# Required work:
Collect all lines from the listing that include the string "LENGTH".

# Input for this task:
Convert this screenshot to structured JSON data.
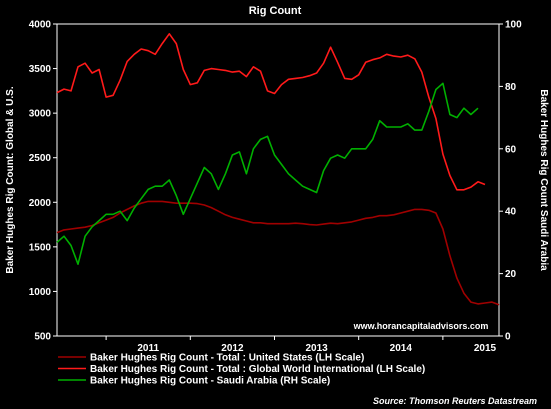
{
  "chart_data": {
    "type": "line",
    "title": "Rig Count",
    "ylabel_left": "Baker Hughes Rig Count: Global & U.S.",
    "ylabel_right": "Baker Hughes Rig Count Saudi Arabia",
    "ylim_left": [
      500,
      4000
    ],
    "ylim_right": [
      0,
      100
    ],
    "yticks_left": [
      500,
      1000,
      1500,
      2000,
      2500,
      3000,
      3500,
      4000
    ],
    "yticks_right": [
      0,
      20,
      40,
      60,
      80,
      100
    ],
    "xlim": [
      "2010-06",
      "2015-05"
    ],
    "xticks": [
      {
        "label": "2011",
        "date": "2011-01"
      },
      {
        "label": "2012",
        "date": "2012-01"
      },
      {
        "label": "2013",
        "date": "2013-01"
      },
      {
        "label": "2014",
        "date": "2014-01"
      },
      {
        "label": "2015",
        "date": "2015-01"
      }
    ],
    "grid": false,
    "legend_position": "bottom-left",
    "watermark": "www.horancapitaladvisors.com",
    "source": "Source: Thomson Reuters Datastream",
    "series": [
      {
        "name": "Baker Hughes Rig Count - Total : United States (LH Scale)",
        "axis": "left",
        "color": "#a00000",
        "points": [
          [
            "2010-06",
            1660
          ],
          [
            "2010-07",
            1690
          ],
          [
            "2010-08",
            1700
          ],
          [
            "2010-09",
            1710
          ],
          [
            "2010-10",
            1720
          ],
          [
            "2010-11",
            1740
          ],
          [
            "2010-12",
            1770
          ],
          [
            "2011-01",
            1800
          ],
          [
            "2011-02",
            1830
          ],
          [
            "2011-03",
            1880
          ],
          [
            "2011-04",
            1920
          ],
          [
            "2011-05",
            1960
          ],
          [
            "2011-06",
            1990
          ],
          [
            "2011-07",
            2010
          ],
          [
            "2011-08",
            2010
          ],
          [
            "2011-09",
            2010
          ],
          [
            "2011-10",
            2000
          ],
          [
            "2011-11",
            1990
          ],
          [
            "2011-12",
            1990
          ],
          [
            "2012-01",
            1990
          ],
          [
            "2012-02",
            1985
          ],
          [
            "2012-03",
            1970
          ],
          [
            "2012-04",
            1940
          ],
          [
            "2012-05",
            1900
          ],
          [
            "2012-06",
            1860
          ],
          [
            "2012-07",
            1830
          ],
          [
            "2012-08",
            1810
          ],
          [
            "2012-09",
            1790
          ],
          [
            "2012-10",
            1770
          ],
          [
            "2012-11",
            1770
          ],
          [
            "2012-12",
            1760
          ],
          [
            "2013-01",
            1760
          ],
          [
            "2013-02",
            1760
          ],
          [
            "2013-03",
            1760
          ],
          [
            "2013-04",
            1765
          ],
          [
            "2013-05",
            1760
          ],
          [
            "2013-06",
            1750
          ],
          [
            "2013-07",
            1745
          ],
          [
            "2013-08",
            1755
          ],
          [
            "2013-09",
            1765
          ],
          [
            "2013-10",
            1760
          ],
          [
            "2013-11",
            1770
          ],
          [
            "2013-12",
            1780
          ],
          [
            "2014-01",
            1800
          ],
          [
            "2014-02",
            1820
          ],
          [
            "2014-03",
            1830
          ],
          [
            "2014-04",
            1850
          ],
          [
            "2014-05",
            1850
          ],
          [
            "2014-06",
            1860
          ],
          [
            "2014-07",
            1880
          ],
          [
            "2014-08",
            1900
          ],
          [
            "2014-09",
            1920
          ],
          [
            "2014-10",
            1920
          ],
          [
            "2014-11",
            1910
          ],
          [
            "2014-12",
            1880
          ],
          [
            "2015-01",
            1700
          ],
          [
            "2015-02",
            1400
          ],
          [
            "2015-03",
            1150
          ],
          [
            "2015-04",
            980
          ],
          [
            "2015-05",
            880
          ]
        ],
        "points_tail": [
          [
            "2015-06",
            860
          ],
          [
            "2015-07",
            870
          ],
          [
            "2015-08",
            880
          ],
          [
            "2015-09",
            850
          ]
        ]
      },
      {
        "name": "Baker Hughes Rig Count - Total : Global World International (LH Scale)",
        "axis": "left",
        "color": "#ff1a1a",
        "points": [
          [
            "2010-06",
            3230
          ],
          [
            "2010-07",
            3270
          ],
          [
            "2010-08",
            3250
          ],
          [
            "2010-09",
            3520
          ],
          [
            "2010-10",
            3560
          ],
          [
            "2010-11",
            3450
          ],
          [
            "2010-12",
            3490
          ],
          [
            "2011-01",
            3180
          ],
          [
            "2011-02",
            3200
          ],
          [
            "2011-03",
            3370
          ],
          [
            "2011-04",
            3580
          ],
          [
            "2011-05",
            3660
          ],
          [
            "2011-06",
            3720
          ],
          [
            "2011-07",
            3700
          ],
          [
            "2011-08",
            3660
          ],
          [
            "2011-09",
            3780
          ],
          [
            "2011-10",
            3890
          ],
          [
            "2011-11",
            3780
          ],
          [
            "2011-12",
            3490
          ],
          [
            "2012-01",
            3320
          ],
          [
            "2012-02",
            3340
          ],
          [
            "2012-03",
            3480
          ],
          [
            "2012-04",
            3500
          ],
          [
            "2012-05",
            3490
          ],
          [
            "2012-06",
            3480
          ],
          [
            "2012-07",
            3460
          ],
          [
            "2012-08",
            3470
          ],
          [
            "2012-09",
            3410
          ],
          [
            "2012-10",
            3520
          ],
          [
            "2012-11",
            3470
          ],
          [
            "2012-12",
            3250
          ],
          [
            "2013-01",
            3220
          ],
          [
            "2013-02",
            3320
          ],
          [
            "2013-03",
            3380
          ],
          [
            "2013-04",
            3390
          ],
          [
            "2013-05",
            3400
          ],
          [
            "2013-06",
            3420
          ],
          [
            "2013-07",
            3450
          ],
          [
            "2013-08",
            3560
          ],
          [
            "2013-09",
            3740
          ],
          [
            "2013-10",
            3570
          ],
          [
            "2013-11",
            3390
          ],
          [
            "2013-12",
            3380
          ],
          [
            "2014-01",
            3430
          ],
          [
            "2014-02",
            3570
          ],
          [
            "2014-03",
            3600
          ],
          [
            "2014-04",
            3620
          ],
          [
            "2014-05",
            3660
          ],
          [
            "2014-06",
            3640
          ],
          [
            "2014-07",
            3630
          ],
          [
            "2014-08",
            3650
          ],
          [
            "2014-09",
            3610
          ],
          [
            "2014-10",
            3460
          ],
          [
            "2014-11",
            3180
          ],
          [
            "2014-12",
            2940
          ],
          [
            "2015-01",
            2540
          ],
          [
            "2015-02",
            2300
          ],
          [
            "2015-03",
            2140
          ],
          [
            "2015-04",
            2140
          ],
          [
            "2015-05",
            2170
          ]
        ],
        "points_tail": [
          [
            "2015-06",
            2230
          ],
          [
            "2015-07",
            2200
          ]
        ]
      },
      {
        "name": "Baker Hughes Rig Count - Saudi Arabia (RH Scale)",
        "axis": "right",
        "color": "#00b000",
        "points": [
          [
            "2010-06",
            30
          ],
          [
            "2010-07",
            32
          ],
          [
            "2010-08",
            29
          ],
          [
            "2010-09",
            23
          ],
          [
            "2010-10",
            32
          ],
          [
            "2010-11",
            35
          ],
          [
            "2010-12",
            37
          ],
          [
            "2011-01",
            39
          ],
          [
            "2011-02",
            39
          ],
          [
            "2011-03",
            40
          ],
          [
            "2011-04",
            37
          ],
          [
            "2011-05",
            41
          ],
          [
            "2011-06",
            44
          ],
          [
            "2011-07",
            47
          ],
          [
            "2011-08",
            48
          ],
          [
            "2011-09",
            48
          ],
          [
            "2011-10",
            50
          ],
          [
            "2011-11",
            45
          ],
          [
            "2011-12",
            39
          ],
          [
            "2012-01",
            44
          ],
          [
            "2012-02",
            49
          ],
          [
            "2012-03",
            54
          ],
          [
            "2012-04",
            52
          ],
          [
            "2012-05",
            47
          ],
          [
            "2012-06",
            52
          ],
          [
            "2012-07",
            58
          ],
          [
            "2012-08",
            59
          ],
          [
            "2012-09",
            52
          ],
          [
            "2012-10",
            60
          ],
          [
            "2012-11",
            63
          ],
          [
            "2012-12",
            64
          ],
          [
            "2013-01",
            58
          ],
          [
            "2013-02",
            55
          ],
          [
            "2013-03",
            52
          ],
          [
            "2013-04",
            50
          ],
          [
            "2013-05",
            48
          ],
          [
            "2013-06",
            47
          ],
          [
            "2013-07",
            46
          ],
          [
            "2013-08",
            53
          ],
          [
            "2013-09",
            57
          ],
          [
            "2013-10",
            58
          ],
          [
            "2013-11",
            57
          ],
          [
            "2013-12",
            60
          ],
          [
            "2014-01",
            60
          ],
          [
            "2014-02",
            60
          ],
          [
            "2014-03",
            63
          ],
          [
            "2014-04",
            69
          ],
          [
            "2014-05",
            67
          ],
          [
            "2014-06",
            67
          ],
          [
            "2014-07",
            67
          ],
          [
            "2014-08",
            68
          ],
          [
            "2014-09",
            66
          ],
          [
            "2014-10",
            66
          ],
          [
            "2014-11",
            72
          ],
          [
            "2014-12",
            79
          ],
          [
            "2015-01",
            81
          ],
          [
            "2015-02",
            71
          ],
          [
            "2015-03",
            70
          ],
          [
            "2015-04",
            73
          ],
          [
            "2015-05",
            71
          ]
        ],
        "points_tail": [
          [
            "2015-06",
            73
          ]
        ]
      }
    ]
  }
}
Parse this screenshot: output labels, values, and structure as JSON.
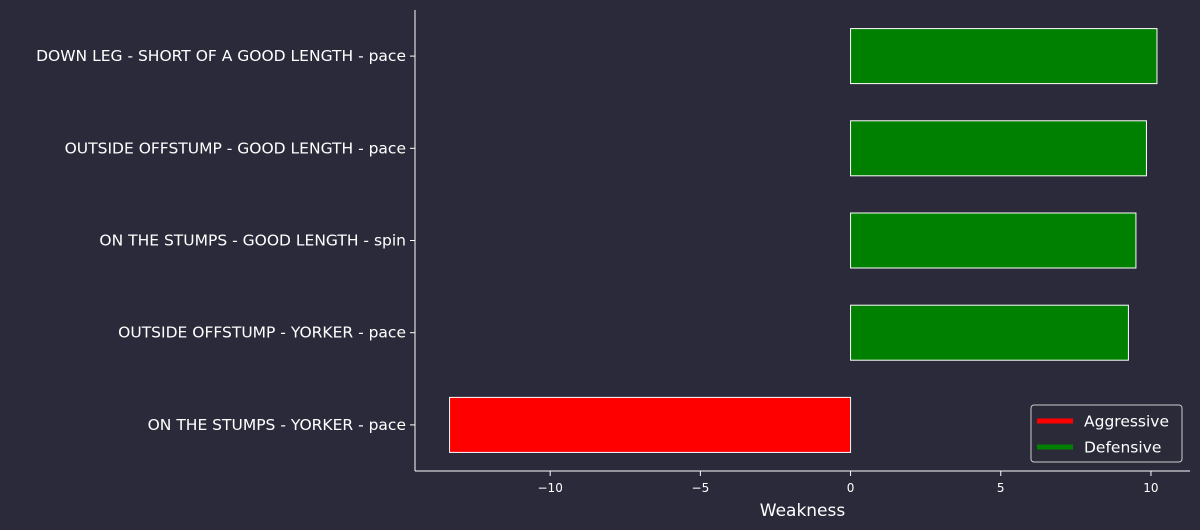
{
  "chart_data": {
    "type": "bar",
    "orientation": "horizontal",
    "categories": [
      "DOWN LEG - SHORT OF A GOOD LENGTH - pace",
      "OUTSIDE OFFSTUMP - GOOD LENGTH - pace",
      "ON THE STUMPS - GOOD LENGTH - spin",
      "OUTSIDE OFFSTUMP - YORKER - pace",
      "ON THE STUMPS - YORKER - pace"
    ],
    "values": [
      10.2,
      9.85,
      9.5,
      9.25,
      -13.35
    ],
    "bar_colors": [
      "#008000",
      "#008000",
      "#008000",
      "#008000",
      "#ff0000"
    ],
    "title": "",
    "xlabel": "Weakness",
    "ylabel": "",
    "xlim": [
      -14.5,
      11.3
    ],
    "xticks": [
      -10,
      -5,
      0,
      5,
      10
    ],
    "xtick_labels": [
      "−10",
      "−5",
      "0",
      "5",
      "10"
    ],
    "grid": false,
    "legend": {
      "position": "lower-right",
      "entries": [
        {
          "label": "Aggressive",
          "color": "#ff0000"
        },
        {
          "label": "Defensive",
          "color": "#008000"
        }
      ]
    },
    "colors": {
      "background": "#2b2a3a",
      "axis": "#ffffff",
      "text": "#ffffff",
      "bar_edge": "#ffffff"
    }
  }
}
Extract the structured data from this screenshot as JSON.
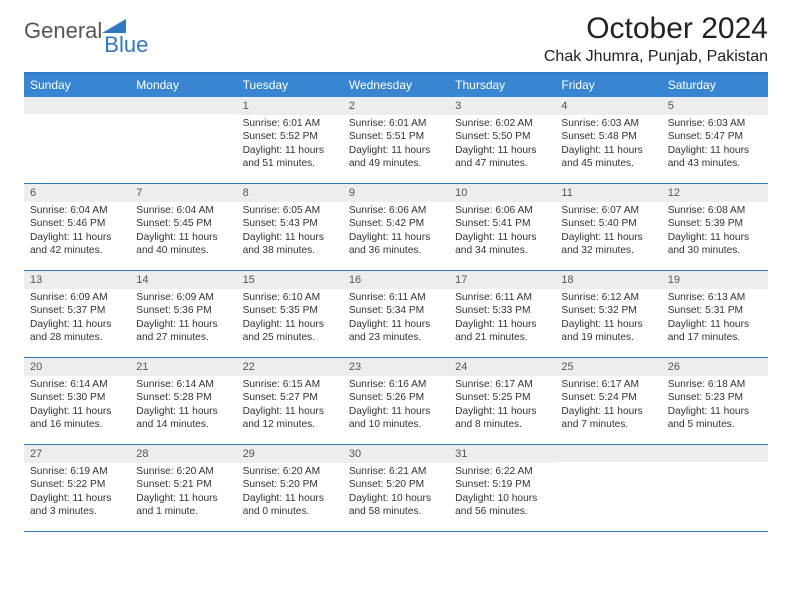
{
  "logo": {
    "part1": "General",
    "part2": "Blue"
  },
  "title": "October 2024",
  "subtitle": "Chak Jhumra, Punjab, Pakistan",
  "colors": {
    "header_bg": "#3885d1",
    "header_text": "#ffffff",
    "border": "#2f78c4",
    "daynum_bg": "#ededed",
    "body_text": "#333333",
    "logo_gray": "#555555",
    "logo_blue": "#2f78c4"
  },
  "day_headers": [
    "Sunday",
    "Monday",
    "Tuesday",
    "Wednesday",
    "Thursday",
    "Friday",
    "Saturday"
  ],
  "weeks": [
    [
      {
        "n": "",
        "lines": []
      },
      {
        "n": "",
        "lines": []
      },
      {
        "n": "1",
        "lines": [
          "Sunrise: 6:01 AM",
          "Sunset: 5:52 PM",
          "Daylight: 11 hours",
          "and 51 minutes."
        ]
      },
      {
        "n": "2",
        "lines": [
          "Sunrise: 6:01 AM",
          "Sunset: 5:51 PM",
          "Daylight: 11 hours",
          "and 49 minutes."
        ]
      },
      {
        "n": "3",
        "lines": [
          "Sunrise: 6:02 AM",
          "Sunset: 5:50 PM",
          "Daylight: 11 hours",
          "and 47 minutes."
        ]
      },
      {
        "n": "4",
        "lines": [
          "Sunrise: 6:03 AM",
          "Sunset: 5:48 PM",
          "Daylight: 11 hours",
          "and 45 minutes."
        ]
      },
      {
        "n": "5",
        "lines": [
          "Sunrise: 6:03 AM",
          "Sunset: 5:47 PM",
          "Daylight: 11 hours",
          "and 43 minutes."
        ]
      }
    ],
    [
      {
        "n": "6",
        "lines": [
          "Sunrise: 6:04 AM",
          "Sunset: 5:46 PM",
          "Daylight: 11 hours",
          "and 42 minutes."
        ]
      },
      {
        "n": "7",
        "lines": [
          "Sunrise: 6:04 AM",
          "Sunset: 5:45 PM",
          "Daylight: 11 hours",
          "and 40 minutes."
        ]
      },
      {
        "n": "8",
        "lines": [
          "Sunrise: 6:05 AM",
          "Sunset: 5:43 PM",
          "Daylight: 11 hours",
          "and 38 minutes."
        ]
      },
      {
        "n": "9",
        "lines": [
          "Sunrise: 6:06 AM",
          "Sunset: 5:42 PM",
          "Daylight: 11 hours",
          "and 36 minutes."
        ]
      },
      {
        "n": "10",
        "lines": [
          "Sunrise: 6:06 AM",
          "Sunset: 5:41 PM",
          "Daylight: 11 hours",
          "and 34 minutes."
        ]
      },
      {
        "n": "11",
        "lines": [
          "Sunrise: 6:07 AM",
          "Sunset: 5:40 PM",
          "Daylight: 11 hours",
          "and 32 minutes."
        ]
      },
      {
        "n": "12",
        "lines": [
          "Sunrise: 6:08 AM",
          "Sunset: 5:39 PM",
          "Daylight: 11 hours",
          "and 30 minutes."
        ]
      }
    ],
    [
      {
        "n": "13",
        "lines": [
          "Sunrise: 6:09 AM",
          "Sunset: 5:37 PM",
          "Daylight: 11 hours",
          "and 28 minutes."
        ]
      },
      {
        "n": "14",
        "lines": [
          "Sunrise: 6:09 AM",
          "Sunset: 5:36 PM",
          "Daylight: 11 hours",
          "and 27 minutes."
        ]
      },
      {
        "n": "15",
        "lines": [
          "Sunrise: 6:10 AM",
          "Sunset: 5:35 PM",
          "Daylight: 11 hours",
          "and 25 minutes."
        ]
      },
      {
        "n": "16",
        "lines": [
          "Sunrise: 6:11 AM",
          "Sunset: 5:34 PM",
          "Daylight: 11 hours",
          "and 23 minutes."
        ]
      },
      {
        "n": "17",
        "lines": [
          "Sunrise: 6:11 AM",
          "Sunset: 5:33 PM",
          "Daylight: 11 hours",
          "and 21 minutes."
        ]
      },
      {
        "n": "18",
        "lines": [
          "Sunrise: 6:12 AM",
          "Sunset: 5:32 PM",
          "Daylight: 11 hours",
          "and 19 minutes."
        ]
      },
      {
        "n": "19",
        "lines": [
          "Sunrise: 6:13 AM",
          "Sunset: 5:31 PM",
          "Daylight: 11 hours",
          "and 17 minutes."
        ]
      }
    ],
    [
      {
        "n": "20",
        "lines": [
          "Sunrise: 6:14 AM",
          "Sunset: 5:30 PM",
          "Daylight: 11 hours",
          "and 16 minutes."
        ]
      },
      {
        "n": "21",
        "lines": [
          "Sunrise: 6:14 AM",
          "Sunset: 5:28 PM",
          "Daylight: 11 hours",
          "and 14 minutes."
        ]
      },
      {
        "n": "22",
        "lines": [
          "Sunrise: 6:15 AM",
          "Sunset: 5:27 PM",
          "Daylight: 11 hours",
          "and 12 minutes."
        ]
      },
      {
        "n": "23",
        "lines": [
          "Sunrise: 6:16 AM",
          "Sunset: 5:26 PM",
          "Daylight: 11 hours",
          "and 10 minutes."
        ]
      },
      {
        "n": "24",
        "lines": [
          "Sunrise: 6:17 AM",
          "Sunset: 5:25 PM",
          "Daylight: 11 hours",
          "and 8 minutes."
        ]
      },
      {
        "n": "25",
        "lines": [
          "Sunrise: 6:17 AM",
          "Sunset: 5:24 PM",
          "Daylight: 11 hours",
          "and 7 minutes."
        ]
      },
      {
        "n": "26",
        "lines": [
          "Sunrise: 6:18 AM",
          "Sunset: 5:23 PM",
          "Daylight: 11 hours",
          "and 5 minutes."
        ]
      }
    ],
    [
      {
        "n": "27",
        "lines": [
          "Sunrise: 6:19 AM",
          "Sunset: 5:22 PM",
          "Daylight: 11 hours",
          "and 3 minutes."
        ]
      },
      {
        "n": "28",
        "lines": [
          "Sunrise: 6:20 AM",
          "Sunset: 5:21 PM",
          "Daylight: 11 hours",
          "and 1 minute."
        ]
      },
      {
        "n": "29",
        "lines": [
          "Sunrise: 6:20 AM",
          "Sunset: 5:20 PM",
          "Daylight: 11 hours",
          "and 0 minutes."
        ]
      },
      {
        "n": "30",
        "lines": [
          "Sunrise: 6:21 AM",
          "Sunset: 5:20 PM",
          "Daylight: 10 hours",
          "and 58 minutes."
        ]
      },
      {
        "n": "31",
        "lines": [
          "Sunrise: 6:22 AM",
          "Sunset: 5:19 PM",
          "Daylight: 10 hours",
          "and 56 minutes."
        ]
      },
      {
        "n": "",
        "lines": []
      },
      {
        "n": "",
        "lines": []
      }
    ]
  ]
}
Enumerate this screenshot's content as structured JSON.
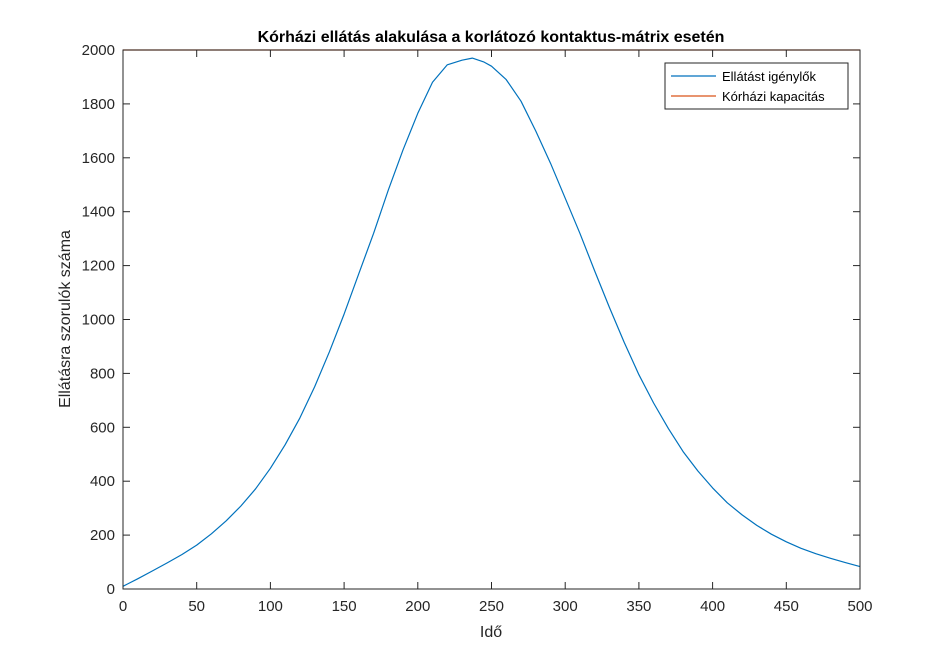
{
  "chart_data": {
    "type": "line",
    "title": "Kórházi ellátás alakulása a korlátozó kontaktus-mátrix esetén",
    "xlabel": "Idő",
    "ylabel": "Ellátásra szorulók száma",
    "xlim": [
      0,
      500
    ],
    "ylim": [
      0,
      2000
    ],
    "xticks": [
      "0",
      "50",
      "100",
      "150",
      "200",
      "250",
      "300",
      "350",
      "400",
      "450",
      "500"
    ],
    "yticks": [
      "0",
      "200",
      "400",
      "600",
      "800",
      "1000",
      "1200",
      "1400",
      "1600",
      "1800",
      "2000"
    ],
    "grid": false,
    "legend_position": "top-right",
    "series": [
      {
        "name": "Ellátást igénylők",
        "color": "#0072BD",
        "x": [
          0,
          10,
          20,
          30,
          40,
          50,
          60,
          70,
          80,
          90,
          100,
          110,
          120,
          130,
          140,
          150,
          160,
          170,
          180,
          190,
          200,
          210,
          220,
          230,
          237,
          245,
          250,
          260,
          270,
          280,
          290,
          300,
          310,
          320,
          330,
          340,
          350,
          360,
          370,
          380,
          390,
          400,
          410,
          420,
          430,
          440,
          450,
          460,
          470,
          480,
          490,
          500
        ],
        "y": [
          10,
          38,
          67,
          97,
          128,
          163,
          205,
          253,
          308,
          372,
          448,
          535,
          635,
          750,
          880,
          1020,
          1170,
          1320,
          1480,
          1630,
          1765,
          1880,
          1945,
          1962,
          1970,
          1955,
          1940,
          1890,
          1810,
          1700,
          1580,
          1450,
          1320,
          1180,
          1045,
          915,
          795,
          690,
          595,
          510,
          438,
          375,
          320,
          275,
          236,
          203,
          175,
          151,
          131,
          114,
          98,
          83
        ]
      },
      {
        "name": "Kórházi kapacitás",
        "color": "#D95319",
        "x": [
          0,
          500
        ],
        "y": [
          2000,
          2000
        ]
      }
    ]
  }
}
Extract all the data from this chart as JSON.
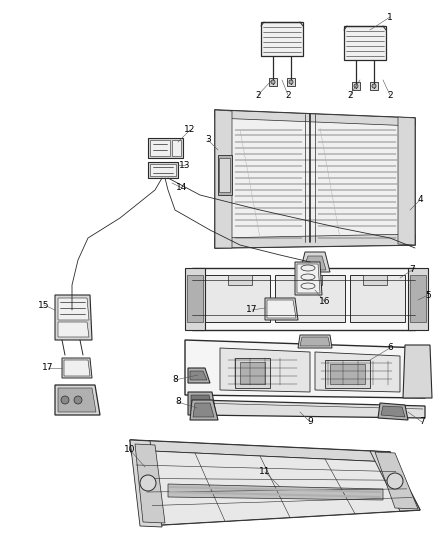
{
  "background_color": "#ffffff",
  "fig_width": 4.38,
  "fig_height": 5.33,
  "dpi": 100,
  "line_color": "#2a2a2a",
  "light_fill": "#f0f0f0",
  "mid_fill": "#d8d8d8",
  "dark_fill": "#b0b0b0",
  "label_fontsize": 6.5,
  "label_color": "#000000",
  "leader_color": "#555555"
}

# Result of this exercise:
      "DOWN LEG - SHORT OF A GOOD LENGTH - pace",
      "OUTSIDE OFFSTUMP - GOOD LENGTH - pace",
      "ON THE STUMPS - GOOD LENGTH - spin",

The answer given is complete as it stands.